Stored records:
(begin)
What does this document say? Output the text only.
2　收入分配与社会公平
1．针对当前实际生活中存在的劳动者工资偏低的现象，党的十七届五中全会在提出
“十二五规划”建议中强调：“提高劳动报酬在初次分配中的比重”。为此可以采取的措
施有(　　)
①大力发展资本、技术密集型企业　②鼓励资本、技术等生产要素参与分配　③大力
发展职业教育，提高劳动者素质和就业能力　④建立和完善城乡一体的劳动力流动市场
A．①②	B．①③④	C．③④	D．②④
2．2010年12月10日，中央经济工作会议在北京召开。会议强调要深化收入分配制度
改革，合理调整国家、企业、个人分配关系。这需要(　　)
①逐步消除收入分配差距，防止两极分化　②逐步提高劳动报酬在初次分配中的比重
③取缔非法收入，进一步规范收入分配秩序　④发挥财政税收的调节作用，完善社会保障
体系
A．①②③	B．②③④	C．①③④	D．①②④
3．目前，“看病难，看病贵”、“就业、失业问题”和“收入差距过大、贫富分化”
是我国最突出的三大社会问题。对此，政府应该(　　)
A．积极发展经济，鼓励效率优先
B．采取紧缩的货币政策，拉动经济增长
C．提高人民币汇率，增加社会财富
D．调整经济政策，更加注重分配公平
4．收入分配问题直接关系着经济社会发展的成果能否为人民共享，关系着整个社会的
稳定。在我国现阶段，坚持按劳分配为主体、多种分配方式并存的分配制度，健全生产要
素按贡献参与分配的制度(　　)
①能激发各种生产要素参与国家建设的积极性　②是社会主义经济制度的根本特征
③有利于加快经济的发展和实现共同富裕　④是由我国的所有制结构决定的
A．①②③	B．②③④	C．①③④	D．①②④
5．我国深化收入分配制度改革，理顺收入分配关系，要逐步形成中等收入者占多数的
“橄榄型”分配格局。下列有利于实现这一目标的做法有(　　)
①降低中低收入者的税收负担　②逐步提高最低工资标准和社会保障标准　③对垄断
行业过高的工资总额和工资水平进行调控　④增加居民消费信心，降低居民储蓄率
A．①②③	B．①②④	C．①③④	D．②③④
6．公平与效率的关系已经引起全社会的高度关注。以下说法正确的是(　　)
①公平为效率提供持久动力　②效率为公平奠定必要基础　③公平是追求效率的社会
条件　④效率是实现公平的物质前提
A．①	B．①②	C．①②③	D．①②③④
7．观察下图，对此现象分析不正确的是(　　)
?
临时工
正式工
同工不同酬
(end)
YOUR INSTRUCTIONS: Write every record out again, unaltered.

FINAL ANSWER:
What does this document say? Output the text only.
2　收入分配与社会公平
1．针对当前实际生活中存在的劳动者工资偏低的现象，党的十七届五中全会在提出
“十二五规划”建议中强调：“提高劳动报酬在初次分配中的比重”。为此可以采取的措
施有(　　)
①大力发展资本、技术密集型企业　②鼓励资本、技术等生产要素参与分配　③大力
发展职业教育，提高劳动者素质和就业能力　④建立和完善城乡一体的劳动力流动市场
A．①②	B．①③④	C．③④	D．②④
2．2010年12月10日，中央经济工作会议在北京召开。会议强调要深化收入分配制度
改革，合理调整国家、企业、个人分配关系。这需要(　　)
①逐步消除收入分配差距，防止两极分化　②逐步提高劳动报酬在初次分配中的比重
③取缔非法收入，进一步规范收入分配秩序　④发挥财政税收的调节作用，完善社会保障
体系
A．①②③	B．②③④	C．①③④	D．①②④
3．目前，“看病难，看病贵”、“就业、失业问题”和“收入差距过大、贫富分化”
是我国最突出的三大社会问题。对此，政府应该(　　)
A．积极发展经济，鼓励效率优先
B．采取紧缩的货币政策，拉动经济增长
C．提高人民币汇率，增加社会财富
D．调整经济政策，更加注重分配公平
4．收入分配问题直接关系着经济社会发展的成果能否为人民共享，关系着整个社会的
稳定。在我国现阶段，坚持按劳分配为主体、多种分配方式并存的分配制度，健全生产要
素按贡献参与分配的制度(　　)
①能激发各种生产要素参与国家建设的积极性　②是社会主义经济制度的根本特征
③有利于加快经济的发展和实现共同富裕　④是由我国的所有制结构决定的
A．①②③	B．②③④	C．①③④	D．①②④
5．我国深化收入分配制度改革，理顺收入分配关系，要逐步形成中等收入者占多数的
“橄榄型”分配格局。下列有利于实现这一目标的做法有(　　)
①降低中低收入者的税收负担　②逐步提高最低工资标准和社会保障标准　③对垄断
行业过高的工资总额和工资水平进行调控　④增加居民消费信心，降低居民储蓄率
A．①②③	B．①②④	C．①③④	D．②③④
6．公平与效率的关系已经引起全社会的高度关注。以下说法正确的是(　　)
①公平为效率提供持久动力　②效率为公平奠定必要基础　③公平是追求效率的社会
条件　④效率是实现公平的物质前提
A．①	B．①②	C．①②③	D．①②③④
7．观察下图，对此现象分析不正确的是(　　)
?
临时工
正式工
同工不同酬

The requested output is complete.